◆ AIM OF THE TASK ◆
Show all lines that include the string "haqiqiy"; copy each one.

(Data excerpts)
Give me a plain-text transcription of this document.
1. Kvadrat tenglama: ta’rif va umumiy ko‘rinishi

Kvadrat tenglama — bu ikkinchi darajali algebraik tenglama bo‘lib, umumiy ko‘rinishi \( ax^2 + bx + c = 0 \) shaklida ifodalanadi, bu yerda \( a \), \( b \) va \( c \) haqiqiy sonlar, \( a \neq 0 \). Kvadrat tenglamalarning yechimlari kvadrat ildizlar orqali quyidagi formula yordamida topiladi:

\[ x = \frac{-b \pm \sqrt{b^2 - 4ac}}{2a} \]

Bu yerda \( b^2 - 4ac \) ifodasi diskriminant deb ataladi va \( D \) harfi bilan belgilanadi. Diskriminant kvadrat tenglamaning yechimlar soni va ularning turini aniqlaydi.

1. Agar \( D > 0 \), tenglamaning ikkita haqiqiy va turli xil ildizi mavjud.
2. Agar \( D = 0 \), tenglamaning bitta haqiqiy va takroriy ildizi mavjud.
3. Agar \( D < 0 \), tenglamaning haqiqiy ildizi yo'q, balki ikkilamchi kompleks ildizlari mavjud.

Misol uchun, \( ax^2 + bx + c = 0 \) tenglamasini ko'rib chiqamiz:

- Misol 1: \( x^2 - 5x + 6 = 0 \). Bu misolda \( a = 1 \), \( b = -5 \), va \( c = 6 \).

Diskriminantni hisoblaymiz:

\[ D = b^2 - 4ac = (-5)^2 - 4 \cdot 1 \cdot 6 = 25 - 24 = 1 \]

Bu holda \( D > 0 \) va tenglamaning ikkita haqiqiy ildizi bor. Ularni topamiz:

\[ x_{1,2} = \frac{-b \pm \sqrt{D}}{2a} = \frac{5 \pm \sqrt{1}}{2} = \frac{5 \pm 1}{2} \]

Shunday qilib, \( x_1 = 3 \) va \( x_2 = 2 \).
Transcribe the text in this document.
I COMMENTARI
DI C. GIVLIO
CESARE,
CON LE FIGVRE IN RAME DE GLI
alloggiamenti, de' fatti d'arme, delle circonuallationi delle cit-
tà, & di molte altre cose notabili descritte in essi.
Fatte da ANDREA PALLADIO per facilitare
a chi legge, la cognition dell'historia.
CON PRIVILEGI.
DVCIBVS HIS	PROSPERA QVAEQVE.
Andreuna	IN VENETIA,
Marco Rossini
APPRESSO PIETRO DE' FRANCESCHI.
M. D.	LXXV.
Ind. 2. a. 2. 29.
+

◆ SOLUTION ◆
Kvadrat tenglama — bu ikkinchi darajali algebraik tenglama bo‘lib, umumiy ko‘rinishi \( ax^2 + bx + c = 0 \) shaklida ifodalanadi, bu yerda \( a \), \( b \) va \( c \) haqiqiy sonlar, \( a \neq 0 \). Kvadrat tenglamalarning yechimlari kvadrat ildizlar orqali quyidagi formula yordamida topiladi:
1. Agar \( D > 0 \), tenglamaning ikkita haqiqiy va turli xil ildizi mavjud.
2. Agar \( D = 0 \), tenglamaning bitta haqiqiy va takroriy ildizi mavjud.
3. Agar \( D < 0 \), tenglamaning haqiqiy ildizi yo'q, balki ikkilamchi kompleks ildizlari mavjud.
Bu holda \( D > 0 \) va tenglamaning ikkita haqiqiy ildizi bor. Ularni topamiz:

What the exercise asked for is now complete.